Speaking last week at an event hosted by the Center for Strategic and International Studies, Coons--a close ally of President Joe Biden--said that upholding the global intellectual property regime amid the deadly pandemic is essential to U.S. standing around the world.
"January 6th was a moment that was challenging, divisive, difficult for all of us here in Congress, and it was a wake-up call that our country is badly divided," said the Delaware senator. "All of this is a wake-up call for us that we need to have another Sputnik-like moment of reinvestment in American innovation and competitiveness. A central part of being successful in this competition is continuing with our constitutionally created protected-property right of a patent, something I've long believed in."
Watch:
Coons' remarks, reported by the Washington Post on Friday, prompted a torrent of outrage from progressives who argue that a patent waiver is an essential step toward increasing vaccine manufacturing to meet the dire needs of poor nations, which are going largely without access to shots as rich countries hoard doses and essential technology.
South Africa and India first introduced the patent waiver at the World Trade Organization in October, but rich nations--including the U.S. and the European Union--have repeatedly blocked the proposal, leaving vaccine production under the control of profit-driven pharmaceutical companies.
On Sunday, activists gathered outside of Coons' Delaware home to protest his dismissal of the patent waiver, which is backed by more than 100 countries, the head of the World Health Organization (WHO), Nobel Prize-winning economists, and a growing number of U.S. members of Congress.
This week, the WTO is set to consider the patent waiver proposal once more amid a global surge in coronavirus cases driven largely by a catastrophic wave in India, which has recorded more than 300,000 new infections for 12 consecutive days.
Experts fear that the deadly surge in the world's second-most populous country--which has vaccinated less than two percent of its residents--is being fueled at least in part by a highly contagious variant, heightening concerns about the emergence and spread of vaccine-resistant strains of the virus.

* Dataset records:
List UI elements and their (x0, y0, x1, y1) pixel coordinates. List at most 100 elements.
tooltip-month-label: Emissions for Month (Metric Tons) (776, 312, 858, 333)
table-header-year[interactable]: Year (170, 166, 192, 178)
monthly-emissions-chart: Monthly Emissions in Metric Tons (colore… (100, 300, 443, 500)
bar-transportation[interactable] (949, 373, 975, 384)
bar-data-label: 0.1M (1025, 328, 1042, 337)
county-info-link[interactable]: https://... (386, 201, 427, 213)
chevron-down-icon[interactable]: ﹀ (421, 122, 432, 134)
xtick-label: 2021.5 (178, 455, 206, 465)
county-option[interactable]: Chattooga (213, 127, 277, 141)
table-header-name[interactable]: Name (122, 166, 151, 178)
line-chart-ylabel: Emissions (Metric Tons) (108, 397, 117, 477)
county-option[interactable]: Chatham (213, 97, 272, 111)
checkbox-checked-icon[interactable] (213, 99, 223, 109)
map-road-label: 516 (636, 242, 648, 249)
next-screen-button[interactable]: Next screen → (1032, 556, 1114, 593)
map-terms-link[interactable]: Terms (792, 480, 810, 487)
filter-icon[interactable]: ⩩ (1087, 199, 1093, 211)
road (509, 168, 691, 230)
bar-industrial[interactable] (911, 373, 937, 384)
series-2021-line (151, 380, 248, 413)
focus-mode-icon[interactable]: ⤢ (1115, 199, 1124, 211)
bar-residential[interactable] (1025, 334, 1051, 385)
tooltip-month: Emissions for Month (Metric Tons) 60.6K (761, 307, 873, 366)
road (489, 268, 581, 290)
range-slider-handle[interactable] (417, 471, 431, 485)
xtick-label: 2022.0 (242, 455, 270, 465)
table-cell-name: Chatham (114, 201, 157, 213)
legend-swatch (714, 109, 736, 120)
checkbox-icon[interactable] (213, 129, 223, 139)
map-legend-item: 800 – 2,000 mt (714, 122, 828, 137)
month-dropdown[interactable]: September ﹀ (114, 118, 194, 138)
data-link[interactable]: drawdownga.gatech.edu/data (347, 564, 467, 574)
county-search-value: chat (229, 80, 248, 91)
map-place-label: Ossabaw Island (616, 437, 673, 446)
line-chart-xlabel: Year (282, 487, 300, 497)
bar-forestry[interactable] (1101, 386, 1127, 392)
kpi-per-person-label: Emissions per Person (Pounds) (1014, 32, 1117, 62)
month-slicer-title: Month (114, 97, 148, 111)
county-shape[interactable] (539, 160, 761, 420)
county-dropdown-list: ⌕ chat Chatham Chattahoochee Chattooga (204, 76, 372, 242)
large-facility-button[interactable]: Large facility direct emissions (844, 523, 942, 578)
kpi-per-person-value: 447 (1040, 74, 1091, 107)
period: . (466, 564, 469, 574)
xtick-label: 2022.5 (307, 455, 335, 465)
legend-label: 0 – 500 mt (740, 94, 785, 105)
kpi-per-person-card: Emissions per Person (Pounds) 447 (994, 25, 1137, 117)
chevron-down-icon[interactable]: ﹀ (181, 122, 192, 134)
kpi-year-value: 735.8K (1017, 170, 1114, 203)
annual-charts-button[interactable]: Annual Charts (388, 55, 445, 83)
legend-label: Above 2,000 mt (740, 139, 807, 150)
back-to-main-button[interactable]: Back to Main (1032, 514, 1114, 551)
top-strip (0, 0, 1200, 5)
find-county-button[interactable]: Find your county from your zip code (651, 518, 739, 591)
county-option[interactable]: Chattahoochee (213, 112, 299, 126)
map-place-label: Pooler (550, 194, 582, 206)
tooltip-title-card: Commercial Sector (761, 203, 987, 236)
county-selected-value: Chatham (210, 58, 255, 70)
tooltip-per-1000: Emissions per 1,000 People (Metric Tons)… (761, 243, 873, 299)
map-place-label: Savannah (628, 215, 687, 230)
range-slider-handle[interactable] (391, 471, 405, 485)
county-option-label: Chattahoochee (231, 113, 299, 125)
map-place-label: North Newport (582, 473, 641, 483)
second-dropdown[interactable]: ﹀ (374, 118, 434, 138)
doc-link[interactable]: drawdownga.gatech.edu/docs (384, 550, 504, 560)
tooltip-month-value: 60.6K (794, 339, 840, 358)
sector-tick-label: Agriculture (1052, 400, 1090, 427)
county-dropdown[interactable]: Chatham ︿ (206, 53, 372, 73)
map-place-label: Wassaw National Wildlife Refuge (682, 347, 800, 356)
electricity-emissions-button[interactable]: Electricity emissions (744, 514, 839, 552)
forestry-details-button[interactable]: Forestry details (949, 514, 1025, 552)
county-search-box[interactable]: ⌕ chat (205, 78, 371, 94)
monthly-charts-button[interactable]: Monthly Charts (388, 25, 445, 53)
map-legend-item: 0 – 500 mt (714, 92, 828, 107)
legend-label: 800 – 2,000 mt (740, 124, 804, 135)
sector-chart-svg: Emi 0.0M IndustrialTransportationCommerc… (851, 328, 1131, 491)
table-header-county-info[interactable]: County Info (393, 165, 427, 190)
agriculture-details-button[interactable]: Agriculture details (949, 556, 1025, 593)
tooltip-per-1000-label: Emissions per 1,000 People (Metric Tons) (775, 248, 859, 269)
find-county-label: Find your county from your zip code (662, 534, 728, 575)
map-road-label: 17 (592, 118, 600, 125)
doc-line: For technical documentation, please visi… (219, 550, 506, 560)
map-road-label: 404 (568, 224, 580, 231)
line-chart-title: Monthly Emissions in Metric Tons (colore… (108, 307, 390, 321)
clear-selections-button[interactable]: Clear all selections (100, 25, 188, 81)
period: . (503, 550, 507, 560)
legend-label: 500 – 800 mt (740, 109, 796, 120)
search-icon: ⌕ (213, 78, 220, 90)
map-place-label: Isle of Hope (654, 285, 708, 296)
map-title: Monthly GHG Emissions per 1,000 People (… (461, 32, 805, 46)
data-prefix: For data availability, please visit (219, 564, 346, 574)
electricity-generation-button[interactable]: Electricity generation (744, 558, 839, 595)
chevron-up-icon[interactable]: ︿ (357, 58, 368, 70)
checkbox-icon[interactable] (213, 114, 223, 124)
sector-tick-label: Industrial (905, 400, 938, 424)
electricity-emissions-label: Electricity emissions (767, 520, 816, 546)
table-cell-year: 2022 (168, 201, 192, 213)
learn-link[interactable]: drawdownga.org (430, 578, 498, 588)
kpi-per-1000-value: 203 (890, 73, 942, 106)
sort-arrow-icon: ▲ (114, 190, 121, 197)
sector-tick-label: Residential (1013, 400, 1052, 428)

* Work item: Please write out the passage of the vaccine patent waiver article starting at "Experts fear that" and ending at "of the virus.", keeping every word and punctuation mark unchanged.

* Completed exercise:
Experts fear that the deadly surge in the world's second-most populous country--which has vaccinated less than two percent of its residents--is being fueled at least in part by a highly contagious variant, heightening concerns about the emergence and spread of vaccine-resistant strains of the virus.